DATASET RECORDS —
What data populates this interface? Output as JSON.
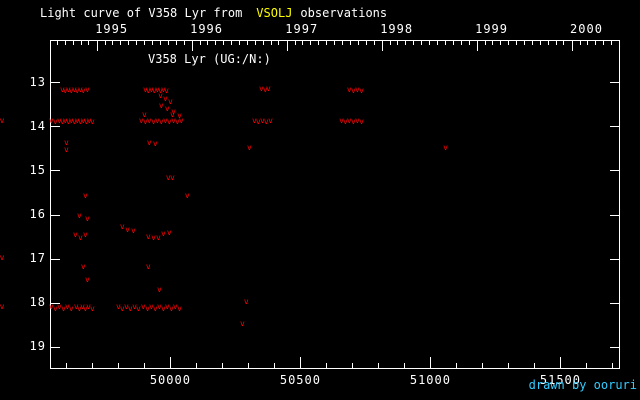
{
  "title": {
    "part1": "Light curve of V358 Lyr from",
    "highlight": "VSOLJ",
    "part2": "observations"
  },
  "plot_label": "V358 Lyr (UG:/N:)",
  "credit": "drawn by ooruri",
  "colors": {
    "background": "#000000",
    "frame": "#ffffff",
    "text": "#ffffff",
    "highlight": "#ffff00",
    "data": "#ff0000",
    "credit": "#33ccff"
  },
  "chart_data": {
    "type": "scatter",
    "title": "Light curve of V358 Lyr from VSOLJ observations",
    "series_label": "V358 Lyr (UG:/N:)",
    "marker": "v",
    "marker_color": "#ff0000",
    "y_inverted": true,
    "x_range_jd": [
      49537,
      51729
    ],
    "y_range_mag": [
      12.03,
      19.49
    ],
    "y_ticks": [
      13,
      14,
      15,
      16,
      17,
      18,
      19
    ],
    "x_ticks_bottom": [
      50000,
      50500,
      51000,
      51500
    ],
    "x_minor_step_days": 100,
    "x_ticks_top": [
      {
        "jd": 49718.5,
        "label": "1995"
      },
      {
        "jd": 50083.5,
        "label": "1996"
      },
      {
        "jd": 50449.5,
        "label": "1997"
      },
      {
        "jd": 50814.5,
        "label": "1998"
      },
      {
        "jd": 51179.5,
        "label": "1999"
      },
      {
        "jd": 51544.5,
        "label": "2000"
      }
    ],
    "edge_marks_mag": [
      13.86,
      16.98,
      18.09
    ],
    "points": [
      [
        49585,
        13.16
      ],
      [
        49596,
        13.18
      ],
      [
        49608,
        13.16
      ],
      [
        49619,
        13.18
      ],
      [
        49631,
        13.16
      ],
      [
        49642,
        13.18
      ],
      [
        49654,
        13.16
      ],
      [
        49665,
        13.18
      ],
      [
        49681,
        13.16
      ],
      [
        49542,
        13.86
      ],
      [
        49558,
        13.88
      ],
      [
        49573,
        13.86
      ],
      [
        49585,
        13.88
      ],
      [
        49596,
        13.86
      ],
      [
        49608,
        13.88
      ],
      [
        49619,
        13.86
      ],
      [
        49631,
        13.88
      ],
      [
        49642,
        13.86
      ],
      [
        49654,
        13.88
      ],
      [
        49665,
        13.86
      ],
      [
        49677,
        13.88
      ],
      [
        49688,
        13.86
      ],
      [
        49700,
        13.88
      ],
      [
        49600,
        14.36
      ],
      [
        49600,
        14.52
      ],
      [
        49673,
        15.56
      ],
      [
        49650,
        16.01
      ],
      [
        49681,
        16.1
      ],
      [
        49635,
        16.46
      ],
      [
        49654,
        16.51
      ],
      [
        49673,
        16.46
      ],
      [
        49665,
        17.17
      ],
      [
        49681,
        17.48
      ],
      [
        49542,
        18.09
      ],
      [
        49558,
        18.12
      ],
      [
        49573,
        18.09
      ],
      [
        49589,
        18.12
      ],
      [
        49604,
        18.09
      ],
      [
        49619,
        18.12
      ],
      [
        49638,
        18.09
      ],
      [
        49650,
        18.12
      ],
      [
        49662,
        18.09
      ],
      [
        49673,
        18.12
      ],
      [
        49685,
        18.09
      ],
      [
        49700,
        18.12
      ],
      [
        49815,
        16.28
      ],
      [
        49835,
        16.33
      ],
      [
        49858,
        16.35
      ],
      [
        49904,
        13.16
      ],
      [
        49915,
        13.18
      ],
      [
        49927,
        13.16
      ],
      [
        49938,
        13.18
      ],
      [
        49950,
        13.16
      ],
      [
        49962,
        13.18
      ],
      [
        49973,
        13.16
      ],
      [
        49985,
        13.18
      ],
      [
        49962,
        13.29
      ],
      [
        49981,
        13.36
      ],
      [
        50000,
        13.43
      ],
      [
        49965,
        13.52
      ],
      [
        49988,
        13.59
      ],
      [
        50012,
        13.66
      ],
      [
        50035,
        13.75
      ],
      [
        49900,
        13.72
      ],
      [
        50008,
        13.72
      ],
      [
        49888,
        13.86
      ],
      [
        49904,
        13.88
      ],
      [
        49919,
        13.86
      ],
      [
        49935,
        13.88
      ],
      [
        49950,
        13.86
      ],
      [
        49965,
        13.88
      ],
      [
        49981,
        13.86
      ],
      [
        49996,
        13.88
      ],
      [
        50012,
        13.86
      ],
      [
        50027,
        13.88
      ],
      [
        50042,
        13.86
      ],
      [
        49919,
        14.36
      ],
      [
        49942,
        14.38
      ],
      [
        49992,
        15.15
      ],
      [
        50008,
        15.15
      ],
      [
        50065,
        15.56
      ],
      [
        49915,
        16.49
      ],
      [
        49935,
        16.53
      ],
      [
        49954,
        16.53
      ],
      [
        49973,
        16.42
      ],
      [
        49996,
        16.4
      ],
      [
        49915,
        17.17
      ],
      [
        49958,
        17.71
      ],
      [
        49800,
        18.09
      ],
      [
        49815,
        18.12
      ],
      [
        49831,
        18.09
      ],
      [
        49846,
        18.12
      ],
      [
        49862,
        18.09
      ],
      [
        49877,
        18.12
      ],
      [
        49896,
        18.09
      ],
      [
        49912,
        18.12
      ],
      [
        49927,
        18.09
      ],
      [
        49942,
        18.12
      ],
      [
        49958,
        18.09
      ],
      [
        49973,
        18.12
      ],
      [
        49988,
        18.09
      ],
      [
        50004,
        18.12
      ],
      [
        50019,
        18.09
      ],
      [
        50035,
        18.12
      ],
      [
        50350,
        13.14
      ],
      [
        50365,
        13.16
      ],
      [
        50377,
        13.14
      ],
      [
        50323,
        13.86
      ],
      [
        50338,
        13.88
      ],
      [
        50354,
        13.86
      ],
      [
        50369,
        13.88
      ],
      [
        50385,
        13.86
      ],
      [
        50304,
        14.47
      ],
      [
        50292,
        17.96
      ],
      [
        50277,
        18.46
      ],
      [
        50688,
        13.16
      ],
      [
        50704,
        13.18
      ],
      [
        50719,
        13.16
      ],
      [
        50735,
        13.18
      ],
      [
        50658,
        13.86
      ],
      [
        50673,
        13.88
      ],
      [
        50688,
        13.86
      ],
      [
        50704,
        13.88
      ],
      [
        50719,
        13.86
      ],
      [
        50735,
        13.88
      ],
      [
        51058,
        14.47
      ]
    ]
  }
}
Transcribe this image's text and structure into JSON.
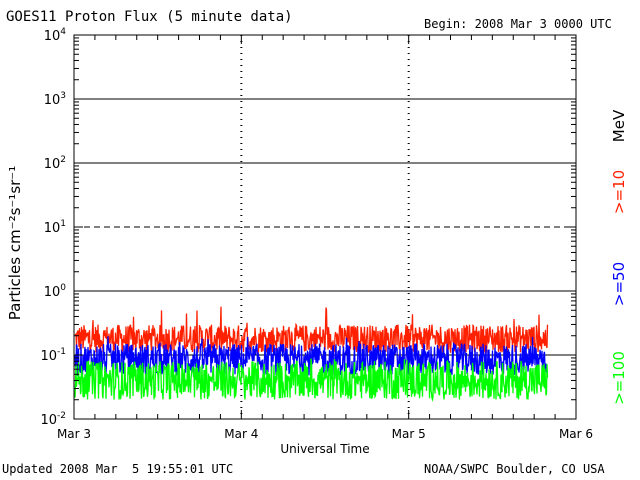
{
  "chart_data": {
    "type": "line",
    "title": "GOES11 Proton Flux (5 minute data)",
    "begin_label": "Begin: 2008 Mar 3 0000 UTC",
    "xlabel": "Universal Time",
    "ylabel": "Particles cm⁻²s⁻¹sr⁻¹",
    "units_label": "MeV",
    "yscale": "log",
    "ylim": [
      0.01,
      10000
    ],
    "y_ticks": [
      {
        "value": 0.01,
        "base": "10",
        "exp": "-2"
      },
      {
        "value": 0.1,
        "base": "10",
        "exp": "-1"
      },
      {
        "value": 1,
        "base": "10",
        "exp": "0"
      },
      {
        "value": 10,
        "base": "10",
        "exp": "1"
      },
      {
        "value": 100,
        "base": "10",
        "exp": "2"
      },
      {
        "value": 1000,
        "base": "10",
        "exp": "3"
      },
      {
        "value": 10000,
        "base": "10",
        "exp": "4"
      }
    ],
    "x_range_days": [
      0,
      3
    ],
    "x_ticks": [
      {
        "day": 0,
        "label": "Mar 3"
      },
      {
        "day": 1,
        "label": "Mar 4"
      },
      {
        "day": 2,
        "label": "Mar 5"
      },
      {
        "day": 3,
        "label": "Mar 6"
      }
    ],
    "data_end_day": 2.83,
    "reference_lines": [
      {
        "value": 1000,
        "style": "solid"
      },
      {
        "value": 100,
        "style": "solid"
      },
      {
        "value": 10,
        "style": "dashed"
      },
      {
        "value": 1,
        "style": "solid"
      },
      {
        "value": 0.1,
        "style": "solid"
      }
    ],
    "series": [
      {
        "name": ">=10",
        "color": "#ff2000",
        "baseline": 0.18,
        "spread": 0.22,
        "spike_max": 0.6
      },
      {
        "name": ">=50",
        "color": "#0000ff",
        "baseline": 0.085,
        "spread": 0.25,
        "spike_max": 0.2
      },
      {
        "name": ">=100",
        "color": "#00ff00",
        "baseline": 0.04,
        "spread": 0.3,
        "spike_max": 0.09
      }
    ]
  },
  "footer": {
    "updated": "Updated 2008 Mar  5 19:55:01 UTC",
    "source": "NOAA/SWPC Boulder, CO USA"
  }
}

DIRECTIONS — Scan the records for the string "JSON". Copy each line in which it appears.

RESPONSE —
What data populates this interface? Output as JSON.
Transcribe this image's text and structure into JSON.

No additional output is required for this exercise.